Go through the listing and pick out each line with the word "JSON" in it.

» Records to use
========================================================================

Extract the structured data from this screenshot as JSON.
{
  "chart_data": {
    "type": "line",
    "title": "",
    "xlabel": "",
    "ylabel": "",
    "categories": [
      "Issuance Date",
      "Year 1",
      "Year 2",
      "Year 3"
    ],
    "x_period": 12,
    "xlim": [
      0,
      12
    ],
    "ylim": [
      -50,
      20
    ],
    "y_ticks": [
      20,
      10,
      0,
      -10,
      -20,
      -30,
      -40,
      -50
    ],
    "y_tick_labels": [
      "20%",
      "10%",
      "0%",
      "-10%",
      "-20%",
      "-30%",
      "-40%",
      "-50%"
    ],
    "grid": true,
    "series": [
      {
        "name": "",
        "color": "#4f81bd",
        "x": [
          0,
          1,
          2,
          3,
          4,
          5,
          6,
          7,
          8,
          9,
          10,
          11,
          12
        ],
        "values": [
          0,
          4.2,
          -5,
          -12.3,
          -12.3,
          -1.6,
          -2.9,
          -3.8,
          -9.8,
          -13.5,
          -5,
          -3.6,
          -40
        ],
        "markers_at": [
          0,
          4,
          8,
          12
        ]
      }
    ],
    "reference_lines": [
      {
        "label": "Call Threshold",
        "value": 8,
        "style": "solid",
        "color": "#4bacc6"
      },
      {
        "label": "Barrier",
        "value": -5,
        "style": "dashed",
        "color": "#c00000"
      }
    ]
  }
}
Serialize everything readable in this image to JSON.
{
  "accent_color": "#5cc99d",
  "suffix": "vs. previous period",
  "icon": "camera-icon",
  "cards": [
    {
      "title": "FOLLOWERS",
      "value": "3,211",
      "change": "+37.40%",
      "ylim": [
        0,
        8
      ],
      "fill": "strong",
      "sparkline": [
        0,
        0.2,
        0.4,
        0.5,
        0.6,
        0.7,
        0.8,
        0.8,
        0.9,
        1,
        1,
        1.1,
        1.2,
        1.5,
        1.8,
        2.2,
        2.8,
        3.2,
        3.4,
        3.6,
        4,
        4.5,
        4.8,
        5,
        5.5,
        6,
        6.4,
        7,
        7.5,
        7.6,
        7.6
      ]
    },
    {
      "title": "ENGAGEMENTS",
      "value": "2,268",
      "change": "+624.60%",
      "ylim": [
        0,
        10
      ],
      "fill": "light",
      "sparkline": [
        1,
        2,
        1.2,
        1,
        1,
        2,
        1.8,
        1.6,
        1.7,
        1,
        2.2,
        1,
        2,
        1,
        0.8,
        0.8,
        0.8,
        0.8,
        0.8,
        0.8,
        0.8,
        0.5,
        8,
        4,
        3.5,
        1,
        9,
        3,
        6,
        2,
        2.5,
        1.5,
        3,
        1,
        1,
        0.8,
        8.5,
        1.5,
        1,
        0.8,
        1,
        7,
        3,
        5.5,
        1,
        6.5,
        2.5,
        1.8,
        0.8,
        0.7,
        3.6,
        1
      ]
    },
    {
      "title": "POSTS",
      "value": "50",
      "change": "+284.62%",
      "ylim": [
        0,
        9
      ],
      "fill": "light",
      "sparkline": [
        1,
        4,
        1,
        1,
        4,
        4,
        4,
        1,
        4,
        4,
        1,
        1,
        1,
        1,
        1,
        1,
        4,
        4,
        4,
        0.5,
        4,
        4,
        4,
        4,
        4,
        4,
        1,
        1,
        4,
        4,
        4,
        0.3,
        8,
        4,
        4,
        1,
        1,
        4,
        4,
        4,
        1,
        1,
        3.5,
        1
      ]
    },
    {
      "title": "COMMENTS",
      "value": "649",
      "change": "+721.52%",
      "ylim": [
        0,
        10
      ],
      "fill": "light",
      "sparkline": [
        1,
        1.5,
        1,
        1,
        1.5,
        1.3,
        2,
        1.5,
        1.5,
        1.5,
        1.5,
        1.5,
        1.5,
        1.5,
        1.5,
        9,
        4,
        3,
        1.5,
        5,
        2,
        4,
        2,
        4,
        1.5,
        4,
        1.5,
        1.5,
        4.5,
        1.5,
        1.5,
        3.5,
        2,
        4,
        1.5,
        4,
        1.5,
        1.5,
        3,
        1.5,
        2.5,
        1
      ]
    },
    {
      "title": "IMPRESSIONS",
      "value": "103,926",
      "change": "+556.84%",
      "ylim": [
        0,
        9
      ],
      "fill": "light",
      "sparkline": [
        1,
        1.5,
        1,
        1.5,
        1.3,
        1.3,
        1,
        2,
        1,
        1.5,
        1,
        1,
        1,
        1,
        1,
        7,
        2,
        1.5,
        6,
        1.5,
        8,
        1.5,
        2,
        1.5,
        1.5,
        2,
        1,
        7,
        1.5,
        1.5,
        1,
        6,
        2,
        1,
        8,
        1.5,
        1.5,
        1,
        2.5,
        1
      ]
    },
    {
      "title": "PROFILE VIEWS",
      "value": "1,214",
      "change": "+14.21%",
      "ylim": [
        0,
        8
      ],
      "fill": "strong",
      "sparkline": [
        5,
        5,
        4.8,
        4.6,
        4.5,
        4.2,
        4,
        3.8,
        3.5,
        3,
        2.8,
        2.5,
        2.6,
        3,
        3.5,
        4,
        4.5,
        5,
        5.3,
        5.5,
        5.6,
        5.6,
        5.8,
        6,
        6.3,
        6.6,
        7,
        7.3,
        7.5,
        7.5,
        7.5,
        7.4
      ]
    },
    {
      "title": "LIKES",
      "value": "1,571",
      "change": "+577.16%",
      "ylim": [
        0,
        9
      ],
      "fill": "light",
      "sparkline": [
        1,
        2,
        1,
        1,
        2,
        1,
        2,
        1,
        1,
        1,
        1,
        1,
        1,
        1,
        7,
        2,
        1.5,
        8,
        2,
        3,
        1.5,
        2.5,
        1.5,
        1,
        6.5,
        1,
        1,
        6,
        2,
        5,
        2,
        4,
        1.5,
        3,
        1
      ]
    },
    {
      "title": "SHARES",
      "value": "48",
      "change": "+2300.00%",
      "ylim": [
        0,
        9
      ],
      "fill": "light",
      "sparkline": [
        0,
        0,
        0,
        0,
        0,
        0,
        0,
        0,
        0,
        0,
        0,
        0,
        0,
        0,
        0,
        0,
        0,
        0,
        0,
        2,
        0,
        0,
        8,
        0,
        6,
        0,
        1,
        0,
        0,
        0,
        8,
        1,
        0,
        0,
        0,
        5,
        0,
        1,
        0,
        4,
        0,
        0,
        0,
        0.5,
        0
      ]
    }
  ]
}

========================================================================

» Written solution
Extract the structured data from this screenshot as JSON.
Serialize everything readable in this image to JSON.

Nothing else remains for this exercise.